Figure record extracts
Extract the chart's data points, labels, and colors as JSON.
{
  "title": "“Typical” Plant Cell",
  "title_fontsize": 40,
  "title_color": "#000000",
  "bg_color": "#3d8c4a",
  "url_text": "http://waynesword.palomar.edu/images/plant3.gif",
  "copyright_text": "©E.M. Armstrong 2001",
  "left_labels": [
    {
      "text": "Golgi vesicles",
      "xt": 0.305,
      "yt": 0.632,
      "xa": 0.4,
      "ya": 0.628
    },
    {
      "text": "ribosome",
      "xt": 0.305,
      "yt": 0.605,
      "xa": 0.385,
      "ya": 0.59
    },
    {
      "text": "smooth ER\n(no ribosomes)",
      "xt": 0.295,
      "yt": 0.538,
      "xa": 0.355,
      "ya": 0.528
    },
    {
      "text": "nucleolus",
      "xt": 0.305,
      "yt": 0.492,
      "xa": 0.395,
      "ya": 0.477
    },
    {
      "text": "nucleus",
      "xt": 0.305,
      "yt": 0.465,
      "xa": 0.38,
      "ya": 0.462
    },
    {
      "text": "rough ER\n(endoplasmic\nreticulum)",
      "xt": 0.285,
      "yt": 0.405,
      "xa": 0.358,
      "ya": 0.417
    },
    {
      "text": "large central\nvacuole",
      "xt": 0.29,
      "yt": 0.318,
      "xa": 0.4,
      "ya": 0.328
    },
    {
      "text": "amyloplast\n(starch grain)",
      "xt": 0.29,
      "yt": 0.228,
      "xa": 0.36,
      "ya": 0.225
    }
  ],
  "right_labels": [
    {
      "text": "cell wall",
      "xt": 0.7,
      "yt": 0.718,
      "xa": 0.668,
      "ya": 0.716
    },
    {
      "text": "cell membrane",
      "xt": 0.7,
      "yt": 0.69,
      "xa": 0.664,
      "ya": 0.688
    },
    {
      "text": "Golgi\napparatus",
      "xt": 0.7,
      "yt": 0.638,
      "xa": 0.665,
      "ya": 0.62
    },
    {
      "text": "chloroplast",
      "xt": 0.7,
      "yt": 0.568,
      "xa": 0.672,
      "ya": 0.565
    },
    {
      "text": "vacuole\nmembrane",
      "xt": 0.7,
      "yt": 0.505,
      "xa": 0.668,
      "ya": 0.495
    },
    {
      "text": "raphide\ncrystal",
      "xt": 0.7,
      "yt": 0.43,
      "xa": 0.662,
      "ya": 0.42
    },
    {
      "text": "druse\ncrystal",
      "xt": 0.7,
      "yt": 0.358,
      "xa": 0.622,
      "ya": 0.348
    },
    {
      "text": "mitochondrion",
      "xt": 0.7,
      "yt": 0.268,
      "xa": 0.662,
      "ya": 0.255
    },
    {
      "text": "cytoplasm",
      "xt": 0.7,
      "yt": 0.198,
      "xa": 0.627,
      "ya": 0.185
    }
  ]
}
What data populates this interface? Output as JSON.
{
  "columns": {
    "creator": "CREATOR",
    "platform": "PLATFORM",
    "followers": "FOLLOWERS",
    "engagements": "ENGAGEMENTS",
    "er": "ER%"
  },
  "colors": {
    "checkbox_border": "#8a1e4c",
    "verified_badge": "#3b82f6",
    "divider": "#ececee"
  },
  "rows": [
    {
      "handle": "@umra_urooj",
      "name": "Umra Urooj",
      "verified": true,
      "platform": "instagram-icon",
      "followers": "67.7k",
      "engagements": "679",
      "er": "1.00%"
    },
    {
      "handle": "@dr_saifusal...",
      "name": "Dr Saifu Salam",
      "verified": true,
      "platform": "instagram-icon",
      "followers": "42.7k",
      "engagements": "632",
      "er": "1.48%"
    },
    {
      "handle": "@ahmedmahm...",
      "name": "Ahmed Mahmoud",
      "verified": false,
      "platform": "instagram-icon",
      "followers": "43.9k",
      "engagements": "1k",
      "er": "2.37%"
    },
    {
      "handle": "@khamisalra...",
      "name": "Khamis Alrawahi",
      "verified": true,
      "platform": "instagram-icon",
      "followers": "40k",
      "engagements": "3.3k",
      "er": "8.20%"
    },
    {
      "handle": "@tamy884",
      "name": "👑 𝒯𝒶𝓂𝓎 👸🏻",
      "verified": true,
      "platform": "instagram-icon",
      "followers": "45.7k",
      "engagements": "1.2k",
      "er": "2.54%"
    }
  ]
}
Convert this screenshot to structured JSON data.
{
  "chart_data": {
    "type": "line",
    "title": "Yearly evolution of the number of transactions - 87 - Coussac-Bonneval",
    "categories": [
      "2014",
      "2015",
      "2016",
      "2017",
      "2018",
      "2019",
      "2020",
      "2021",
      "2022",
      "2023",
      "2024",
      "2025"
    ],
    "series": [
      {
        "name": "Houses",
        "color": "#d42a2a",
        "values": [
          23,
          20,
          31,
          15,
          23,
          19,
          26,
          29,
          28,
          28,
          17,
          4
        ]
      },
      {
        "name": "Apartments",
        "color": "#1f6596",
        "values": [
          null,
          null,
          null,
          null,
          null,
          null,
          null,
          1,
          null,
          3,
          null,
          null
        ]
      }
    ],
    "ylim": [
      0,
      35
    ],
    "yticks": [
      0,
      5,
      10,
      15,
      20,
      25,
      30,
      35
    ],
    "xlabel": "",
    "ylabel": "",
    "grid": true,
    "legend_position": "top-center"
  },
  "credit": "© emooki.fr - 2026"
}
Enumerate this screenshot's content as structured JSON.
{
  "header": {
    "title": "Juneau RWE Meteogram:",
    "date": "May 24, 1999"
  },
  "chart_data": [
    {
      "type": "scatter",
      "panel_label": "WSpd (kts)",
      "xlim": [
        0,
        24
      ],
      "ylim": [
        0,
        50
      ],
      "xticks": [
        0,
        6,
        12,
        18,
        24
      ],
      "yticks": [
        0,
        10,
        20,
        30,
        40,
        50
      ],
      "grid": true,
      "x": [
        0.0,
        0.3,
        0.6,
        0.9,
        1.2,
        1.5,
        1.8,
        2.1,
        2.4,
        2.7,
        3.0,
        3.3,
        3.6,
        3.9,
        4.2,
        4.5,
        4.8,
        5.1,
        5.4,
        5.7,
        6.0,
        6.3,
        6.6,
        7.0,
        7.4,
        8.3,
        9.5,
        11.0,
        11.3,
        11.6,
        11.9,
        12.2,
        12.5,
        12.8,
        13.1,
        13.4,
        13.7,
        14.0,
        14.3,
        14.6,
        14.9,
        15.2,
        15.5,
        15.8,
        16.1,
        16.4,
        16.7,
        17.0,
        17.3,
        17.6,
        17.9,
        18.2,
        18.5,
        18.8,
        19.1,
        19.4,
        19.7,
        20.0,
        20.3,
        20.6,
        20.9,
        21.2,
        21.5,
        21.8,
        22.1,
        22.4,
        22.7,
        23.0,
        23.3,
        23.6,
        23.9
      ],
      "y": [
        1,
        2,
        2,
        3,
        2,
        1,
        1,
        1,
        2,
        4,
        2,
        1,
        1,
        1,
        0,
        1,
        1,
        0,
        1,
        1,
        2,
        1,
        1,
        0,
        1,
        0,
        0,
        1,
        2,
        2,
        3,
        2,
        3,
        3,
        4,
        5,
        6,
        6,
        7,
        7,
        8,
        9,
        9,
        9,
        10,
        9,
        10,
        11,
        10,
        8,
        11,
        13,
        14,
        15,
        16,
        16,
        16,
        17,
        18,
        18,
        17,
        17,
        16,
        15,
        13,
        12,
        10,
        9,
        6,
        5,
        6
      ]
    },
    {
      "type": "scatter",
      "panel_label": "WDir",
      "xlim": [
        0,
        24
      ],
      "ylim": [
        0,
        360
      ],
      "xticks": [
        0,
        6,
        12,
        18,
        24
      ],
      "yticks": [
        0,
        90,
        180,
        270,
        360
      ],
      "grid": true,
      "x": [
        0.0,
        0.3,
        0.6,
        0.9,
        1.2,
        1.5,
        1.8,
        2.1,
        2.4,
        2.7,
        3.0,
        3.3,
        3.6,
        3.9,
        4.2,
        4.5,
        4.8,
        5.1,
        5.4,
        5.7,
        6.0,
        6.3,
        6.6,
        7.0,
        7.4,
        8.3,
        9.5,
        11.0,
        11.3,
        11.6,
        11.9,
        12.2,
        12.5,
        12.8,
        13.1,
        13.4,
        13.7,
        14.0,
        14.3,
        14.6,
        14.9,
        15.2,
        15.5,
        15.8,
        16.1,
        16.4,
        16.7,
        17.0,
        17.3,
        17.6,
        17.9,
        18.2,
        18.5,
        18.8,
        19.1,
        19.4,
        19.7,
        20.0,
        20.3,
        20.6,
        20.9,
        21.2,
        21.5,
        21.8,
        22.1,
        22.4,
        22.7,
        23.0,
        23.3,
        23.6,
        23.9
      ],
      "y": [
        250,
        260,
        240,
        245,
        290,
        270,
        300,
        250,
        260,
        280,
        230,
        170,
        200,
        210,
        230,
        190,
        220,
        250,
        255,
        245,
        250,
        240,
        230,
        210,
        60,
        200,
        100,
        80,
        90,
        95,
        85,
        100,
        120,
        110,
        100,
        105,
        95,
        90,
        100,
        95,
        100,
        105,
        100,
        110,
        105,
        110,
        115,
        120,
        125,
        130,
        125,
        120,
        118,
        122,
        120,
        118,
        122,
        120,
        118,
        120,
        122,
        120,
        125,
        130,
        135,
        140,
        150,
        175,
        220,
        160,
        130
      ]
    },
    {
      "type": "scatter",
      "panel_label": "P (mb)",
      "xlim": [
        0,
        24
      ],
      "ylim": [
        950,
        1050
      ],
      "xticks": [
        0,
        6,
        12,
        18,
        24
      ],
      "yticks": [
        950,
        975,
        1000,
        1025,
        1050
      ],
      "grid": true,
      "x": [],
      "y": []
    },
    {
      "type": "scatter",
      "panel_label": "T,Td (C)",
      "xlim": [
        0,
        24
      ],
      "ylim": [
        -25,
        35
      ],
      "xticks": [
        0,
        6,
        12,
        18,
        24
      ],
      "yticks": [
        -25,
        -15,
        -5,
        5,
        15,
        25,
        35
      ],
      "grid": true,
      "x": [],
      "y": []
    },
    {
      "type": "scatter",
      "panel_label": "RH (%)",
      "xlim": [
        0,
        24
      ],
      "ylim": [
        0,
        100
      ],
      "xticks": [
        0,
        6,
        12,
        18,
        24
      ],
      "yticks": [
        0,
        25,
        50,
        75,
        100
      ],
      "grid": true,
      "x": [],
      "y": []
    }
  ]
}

### Task statement
Select and copy each line from the data that includes the word "JSON".

### Solution below
Extract the chart's data points, labels, and colors as JSON.
What data populates this interface? Output as JSON.
Convert this screenshot to structured JSON data.
Enumerate this screenshot's content as structured JSON.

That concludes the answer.